Exercise data:

★ ★ ★

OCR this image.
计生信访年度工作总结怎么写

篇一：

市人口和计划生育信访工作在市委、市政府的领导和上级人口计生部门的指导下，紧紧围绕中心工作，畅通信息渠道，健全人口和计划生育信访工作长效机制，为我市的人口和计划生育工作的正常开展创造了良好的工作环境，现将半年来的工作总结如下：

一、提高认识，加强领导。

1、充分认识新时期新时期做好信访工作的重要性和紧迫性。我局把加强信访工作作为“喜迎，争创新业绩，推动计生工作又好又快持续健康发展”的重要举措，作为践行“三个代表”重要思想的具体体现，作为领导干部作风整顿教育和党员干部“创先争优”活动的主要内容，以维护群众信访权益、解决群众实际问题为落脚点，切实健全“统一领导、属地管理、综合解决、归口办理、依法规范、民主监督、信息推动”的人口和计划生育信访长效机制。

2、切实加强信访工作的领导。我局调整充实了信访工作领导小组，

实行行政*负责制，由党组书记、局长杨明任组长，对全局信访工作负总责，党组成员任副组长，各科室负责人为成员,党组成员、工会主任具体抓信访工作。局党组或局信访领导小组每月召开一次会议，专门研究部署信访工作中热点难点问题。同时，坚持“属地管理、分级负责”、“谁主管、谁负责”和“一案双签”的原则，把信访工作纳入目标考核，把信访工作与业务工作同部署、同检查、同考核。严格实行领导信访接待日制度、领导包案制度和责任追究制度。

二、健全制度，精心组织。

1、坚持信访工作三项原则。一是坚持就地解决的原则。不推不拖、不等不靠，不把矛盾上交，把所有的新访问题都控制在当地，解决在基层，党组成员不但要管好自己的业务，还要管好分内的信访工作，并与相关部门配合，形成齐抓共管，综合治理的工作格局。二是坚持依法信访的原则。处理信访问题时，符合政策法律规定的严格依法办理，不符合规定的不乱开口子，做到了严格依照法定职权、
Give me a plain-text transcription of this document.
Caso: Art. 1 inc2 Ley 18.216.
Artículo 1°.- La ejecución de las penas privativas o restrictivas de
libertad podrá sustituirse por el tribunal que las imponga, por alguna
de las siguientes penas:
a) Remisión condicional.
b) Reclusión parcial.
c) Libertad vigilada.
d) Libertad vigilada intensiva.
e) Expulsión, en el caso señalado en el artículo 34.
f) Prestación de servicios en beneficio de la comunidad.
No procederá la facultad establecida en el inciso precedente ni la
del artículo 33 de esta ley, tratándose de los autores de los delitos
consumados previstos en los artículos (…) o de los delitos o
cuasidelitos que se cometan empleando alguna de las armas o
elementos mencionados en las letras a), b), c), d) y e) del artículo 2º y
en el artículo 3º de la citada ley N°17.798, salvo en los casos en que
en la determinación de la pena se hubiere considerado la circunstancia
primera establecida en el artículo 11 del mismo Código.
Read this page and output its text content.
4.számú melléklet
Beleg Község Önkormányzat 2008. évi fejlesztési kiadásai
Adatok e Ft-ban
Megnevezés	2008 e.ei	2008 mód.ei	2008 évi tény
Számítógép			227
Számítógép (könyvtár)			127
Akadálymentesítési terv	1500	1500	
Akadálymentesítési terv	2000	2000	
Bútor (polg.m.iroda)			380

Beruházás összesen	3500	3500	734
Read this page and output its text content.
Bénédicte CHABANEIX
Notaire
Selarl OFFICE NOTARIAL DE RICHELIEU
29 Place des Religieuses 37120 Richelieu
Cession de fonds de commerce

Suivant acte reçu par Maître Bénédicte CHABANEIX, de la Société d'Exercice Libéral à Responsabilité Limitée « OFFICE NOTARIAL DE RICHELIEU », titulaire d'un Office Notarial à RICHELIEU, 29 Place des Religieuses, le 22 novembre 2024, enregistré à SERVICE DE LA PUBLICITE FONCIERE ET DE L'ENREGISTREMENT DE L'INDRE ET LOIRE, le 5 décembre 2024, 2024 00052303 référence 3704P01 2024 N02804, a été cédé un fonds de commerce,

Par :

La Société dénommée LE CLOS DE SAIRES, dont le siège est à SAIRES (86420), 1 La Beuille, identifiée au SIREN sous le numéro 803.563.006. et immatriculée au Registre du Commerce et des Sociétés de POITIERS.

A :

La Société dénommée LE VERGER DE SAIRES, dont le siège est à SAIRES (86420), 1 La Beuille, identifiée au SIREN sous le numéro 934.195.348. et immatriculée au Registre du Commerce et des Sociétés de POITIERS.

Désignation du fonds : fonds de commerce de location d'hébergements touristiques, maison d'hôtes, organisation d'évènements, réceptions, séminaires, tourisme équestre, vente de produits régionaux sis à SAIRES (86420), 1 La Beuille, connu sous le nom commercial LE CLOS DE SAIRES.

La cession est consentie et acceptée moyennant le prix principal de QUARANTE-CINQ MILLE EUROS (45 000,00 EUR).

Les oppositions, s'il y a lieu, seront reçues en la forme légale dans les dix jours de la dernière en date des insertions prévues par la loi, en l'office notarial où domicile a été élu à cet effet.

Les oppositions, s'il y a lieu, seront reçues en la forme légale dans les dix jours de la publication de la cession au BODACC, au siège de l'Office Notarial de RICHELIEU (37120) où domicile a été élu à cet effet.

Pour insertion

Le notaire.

★ ★ ★

Challenge: Provide all the records again, word for word.

Completed task:
OCR this image.
计生信访年度工作总结怎么写

篇一：

市人口和计划生育信访工作在市委、市政府的领导和上级人口计生部门的指导下，紧紧围绕中心工作，畅通信息渠道，健全人口和计划生育信访工作长效机制，为我市的人口和计划生育工作的正常开展创造了良好的工作环境，现将半年来的工作总结如下：

一、提高认识，加强领导。

1、充分认识新时期新时期做好信访工作的重要性和紧迫性。我局把加强信访工作作为“喜迎，争创新业绩，推动计生工作又好又快持续健康发展”的重要举措，作为践行“三个代表”重要思想的具体体现，作为领导干部作风整顿教育和党员干部“创先争优”活动的主要内容，以维护群众信访权益、解决群众实际问题为落脚点，切实健全“统一领导、属地管理、综合解决、归口办理、依法规范、民主监督、信息推动”的人口和计划生育信访长效机制。

2、切实加强信访工作的领导。我局调整充实了信访工作领导小组，

实行行政*负责制，由党组书记、局长杨明任组长，对全局信访工作负总责，党组成员任副组长，各科室负责人为成员,党组成员、工会主任具体抓信访工作。局党组或局信访领导小组每月召开一次会议，专门研究部署信访工作中热点难点问题。同时，坚持“属地管理、分级负责”、“谁主管、谁负责”和“一案双签”的原则，把信访工作纳入目标考核，把信访工作与业务工作同部署、同检查、同考核。严格实行领导信访接待日制度、领导包案制度和责任追究制度。

二、健全制度，精心组织。

1、坚持信访工作三项原则。一是坚持就地解决的原则。不推不拖、不等不靠，不把矛盾上交，把所有的新访问题都控制在当地，解决在基层，党组成员不但要管好自己的业务，还要管好分内的信访工作，并与相关部门配合，形成齐抓共管，综合治理的工作格局。二是坚持依法信访的原则。处理信访问题时，符合政策法律规定的严格依法办理，不符合规定的不乱开口子，做到了严格依照法定职权、
Give me a plain-text transcription of this document.
Caso: Art. 1 inc2 Ley 18.216.
Artículo 1°.- La ejecución de las penas privativas o restrictivas de
libertad podrá sustituirse por el tribunal que las imponga, por alguna
de las siguientes penas:
a) Remisión condicional.
b) Reclusión parcial.
c) Libertad vigilada.
d) Libertad vigilada intensiva.
e) Expulsión, en el caso señalado en el artículo 34.
f) Prestación de servicios en beneficio de la comunidad.
No procederá la facultad establecida en el inciso precedente ni la
del artículo 33 de esta ley, tratándose de los autores de los delitos
consumados previstos en los artículos (…) o de los delitos o
cuasidelitos que se cometan empleando alguna de las armas o
elementos mencionados en las letras a), b), c), d) y e) del artículo 2º y
en el artículo 3º de la citada ley N°17.798, salvo en los casos en que
en la determinación de la pena se hubiere considerado la circunstancia
primera establecida en el artículo 11 del mismo Código.
Read this page and output its text content.
4.számú melléklet
Beleg Község Önkormányzat 2008. évi fejlesztési kiadásai
Adatok e Ft-ban
Megnevezés	2008 e.ei	2008 mód.ei	2008 évi tény
Számítógép			227
Számítógép (könyvtár)			127
Akadálymentesítési terv	1500	1500	
Akadálymentesítési terv	2000	2000	
Bútor (polg.m.iroda)			380

Beruházás összesen	3500	3500	734
Read this page and output its text content.
Bénédicte CHABANEIX
Notaire
Selarl OFFICE NOTARIAL DE RICHELIEU
29 Place des Religieuses 37120 Richelieu
Cession de fonds de commerce

Suivant acte reçu par Maître Bénédicte CHABANEIX, de la Société d'Exercice Libéral à Responsabilité Limitée « OFFICE NOTARIAL DE RICHELIEU », titulaire d'un Office Notarial à RICHELIEU, 29 Place des Religieuses, le 22 novembre 2024, enregistré à SERVICE DE LA PUBLICITE FONCIERE ET DE L'ENREGISTREMENT DE L'INDRE ET LOIRE, le 5 décembre 2024, 2024 00052303 référence 3704P01 2024 N02804, a été cédé un fonds de commerce,

Par :

La Société dénommée LE CLOS DE SAIRES, dont le siège est à SAIRES (86420), 1 La Beuille, identifiée au SIREN sous le numéro 803.563.006. et immatriculée au Registre du Commerce et des Sociétés de POITIERS.

A :

La Société dénommée LE VERGER DE SAIRES, dont le siège est à SAIRES (86420), 1 La Beuille, identifiée au SIREN sous le numéro 934.195.348. et immatriculée au Registre du Commerce et des Sociétés de POITIERS.

Désignation du fonds : fonds de commerce de location d'hébergements touristiques, maison d'hôtes, organisation d'évènements, réceptions, séminaires, tourisme équestre, vente de produits régionaux sis à SAIRES (86420), 1 La Beuille, connu sous le nom commercial LE CLOS DE SAIRES.

La cession est consentie et acceptée moyennant le prix principal de QUARANTE-CINQ MILLE EUROS (45 000,00 EUR).

Les oppositions, s'il y a lieu, seront reçues en la forme légale dans les dix jours de la dernière en date des insertions prévues par la loi, en l'office notarial où domicile a été élu à cet effet.

Les oppositions, s'il y a lieu, seront reçues en la forme légale dans les dix jours de la publication de la cession au BODACC, au siège de l'Office Notarial de RICHELIEU (37120) où domicile a été élu à cet effet.

Pour insertion

Le notaire.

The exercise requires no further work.